Give again the items starting at the line that contains "Text: (g) +" and ending at the line that contains "Text: 2: 2 <box>71 414 90 443</box>", reproducing each line exactly.

····················

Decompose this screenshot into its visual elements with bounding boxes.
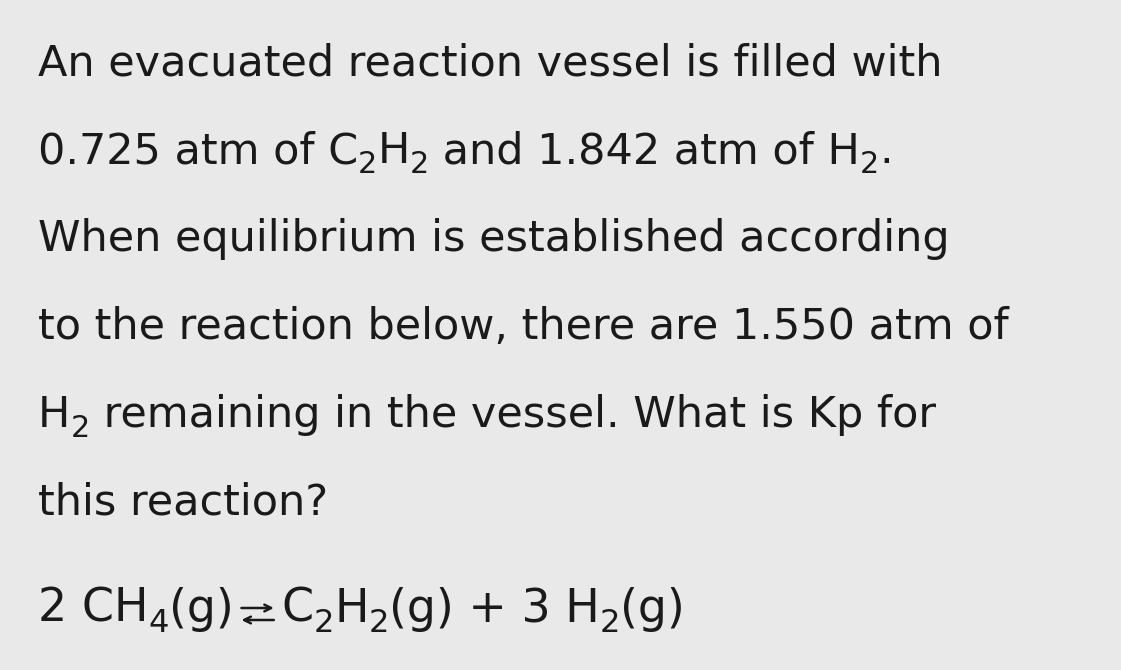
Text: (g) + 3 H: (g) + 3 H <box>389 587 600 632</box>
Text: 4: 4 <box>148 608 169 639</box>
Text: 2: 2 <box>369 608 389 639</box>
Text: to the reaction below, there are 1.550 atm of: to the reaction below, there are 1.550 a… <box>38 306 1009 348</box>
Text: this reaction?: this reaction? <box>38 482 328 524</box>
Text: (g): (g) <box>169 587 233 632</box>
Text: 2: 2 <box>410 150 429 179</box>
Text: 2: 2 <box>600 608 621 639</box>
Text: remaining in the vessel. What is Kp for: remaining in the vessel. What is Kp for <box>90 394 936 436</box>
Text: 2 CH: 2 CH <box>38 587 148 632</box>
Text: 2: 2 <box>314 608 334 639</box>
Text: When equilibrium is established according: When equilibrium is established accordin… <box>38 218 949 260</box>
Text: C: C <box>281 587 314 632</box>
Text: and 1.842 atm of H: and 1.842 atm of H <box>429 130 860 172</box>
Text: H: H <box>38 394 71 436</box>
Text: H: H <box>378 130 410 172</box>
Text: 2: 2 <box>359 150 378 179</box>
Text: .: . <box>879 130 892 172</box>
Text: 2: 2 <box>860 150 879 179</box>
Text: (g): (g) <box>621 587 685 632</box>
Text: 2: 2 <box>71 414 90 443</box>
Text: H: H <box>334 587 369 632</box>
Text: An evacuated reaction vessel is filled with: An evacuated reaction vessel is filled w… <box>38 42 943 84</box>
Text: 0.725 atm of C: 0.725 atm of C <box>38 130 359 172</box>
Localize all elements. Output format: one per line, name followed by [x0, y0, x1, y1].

····················

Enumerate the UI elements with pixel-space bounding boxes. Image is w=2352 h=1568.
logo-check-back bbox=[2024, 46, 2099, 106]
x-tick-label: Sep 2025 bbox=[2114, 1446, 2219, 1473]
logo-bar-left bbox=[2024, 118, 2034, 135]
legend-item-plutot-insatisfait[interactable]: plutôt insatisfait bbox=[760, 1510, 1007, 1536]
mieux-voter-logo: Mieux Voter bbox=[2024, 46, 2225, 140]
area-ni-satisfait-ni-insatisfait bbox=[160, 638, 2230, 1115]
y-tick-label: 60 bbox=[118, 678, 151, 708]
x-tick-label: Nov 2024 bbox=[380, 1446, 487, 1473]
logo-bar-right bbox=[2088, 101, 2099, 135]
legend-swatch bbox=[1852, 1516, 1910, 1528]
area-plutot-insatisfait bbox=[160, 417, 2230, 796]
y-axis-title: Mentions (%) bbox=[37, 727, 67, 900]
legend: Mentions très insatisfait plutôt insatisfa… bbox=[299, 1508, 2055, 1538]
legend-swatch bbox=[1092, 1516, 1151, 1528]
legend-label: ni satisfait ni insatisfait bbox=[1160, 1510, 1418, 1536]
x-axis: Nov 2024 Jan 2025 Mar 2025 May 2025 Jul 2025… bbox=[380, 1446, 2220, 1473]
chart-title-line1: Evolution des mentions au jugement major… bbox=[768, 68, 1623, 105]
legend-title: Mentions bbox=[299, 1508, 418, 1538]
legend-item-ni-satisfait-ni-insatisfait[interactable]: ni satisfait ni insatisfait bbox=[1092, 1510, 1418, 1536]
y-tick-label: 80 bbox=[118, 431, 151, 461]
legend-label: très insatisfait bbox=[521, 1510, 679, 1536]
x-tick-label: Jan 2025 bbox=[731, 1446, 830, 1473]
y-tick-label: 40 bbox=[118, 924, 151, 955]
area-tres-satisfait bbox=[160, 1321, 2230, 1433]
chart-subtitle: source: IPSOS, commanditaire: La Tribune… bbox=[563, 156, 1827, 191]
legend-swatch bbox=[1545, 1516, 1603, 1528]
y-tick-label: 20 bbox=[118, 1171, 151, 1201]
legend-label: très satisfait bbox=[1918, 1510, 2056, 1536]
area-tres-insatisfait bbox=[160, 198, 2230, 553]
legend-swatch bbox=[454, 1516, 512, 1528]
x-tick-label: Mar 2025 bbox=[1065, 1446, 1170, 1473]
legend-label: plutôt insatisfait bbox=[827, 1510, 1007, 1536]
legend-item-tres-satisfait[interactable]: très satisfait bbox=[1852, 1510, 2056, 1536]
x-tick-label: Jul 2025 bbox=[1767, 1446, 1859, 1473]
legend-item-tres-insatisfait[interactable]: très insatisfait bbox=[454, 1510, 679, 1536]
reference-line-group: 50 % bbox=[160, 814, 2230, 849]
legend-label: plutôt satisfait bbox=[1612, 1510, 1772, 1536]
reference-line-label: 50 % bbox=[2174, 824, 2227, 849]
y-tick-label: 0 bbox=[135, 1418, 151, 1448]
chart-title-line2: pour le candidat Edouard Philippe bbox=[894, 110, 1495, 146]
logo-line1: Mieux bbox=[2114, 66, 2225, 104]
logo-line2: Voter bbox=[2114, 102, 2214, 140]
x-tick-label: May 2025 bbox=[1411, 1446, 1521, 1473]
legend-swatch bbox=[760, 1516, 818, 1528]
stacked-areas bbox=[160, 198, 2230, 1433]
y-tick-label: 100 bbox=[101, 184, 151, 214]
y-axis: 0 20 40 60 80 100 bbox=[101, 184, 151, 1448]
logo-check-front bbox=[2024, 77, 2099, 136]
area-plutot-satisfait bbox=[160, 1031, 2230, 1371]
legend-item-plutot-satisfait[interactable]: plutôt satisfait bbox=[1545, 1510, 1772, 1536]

····················

## The answer
Text: (g) + 3 H: (g) + 3 H <box>389 587 600 632</box>
Text: 4: 4 <box>148 608 169 639</box>
Text: 2: 2 <box>369 608 389 639</box>
Text: to the reaction below, there are 1.550 atm of: to the reaction below, there are 1.550 a… <box>38 306 1009 348</box>
Text: this reaction?: this reaction? <box>38 482 328 524</box>
Text: (g): (g) <box>169 587 233 632</box>
Text: 2: 2 <box>410 150 429 179</box>
Text: 2: 2 <box>600 608 621 639</box>
Text: remaining in the vessel. What is Kp for: remaining in the vessel. What is Kp for <box>90 394 936 436</box>
Text: 2 CH: 2 CH <box>38 587 148 632</box>
Text: 2: 2 <box>314 608 334 639</box>
Text: When equilibrium is established according: When equilibrium is established accordin… <box>38 218 949 260</box>
Text: C: C <box>281 587 314 632</box>
Text: and 1.842 atm of H: and 1.842 atm of H <box>429 130 860 172</box>
Text: H: H <box>38 394 71 436</box>
Text: H: H <box>378 130 410 172</box>
Text: 2: 2 <box>359 150 378 179</box>
Text: .: . <box>879 130 892 172</box>
Text: 2: 2 <box>860 150 879 179</box>
Text: (g): (g) <box>621 587 685 632</box>
Text: 2: 2 <box>71 414 90 443</box>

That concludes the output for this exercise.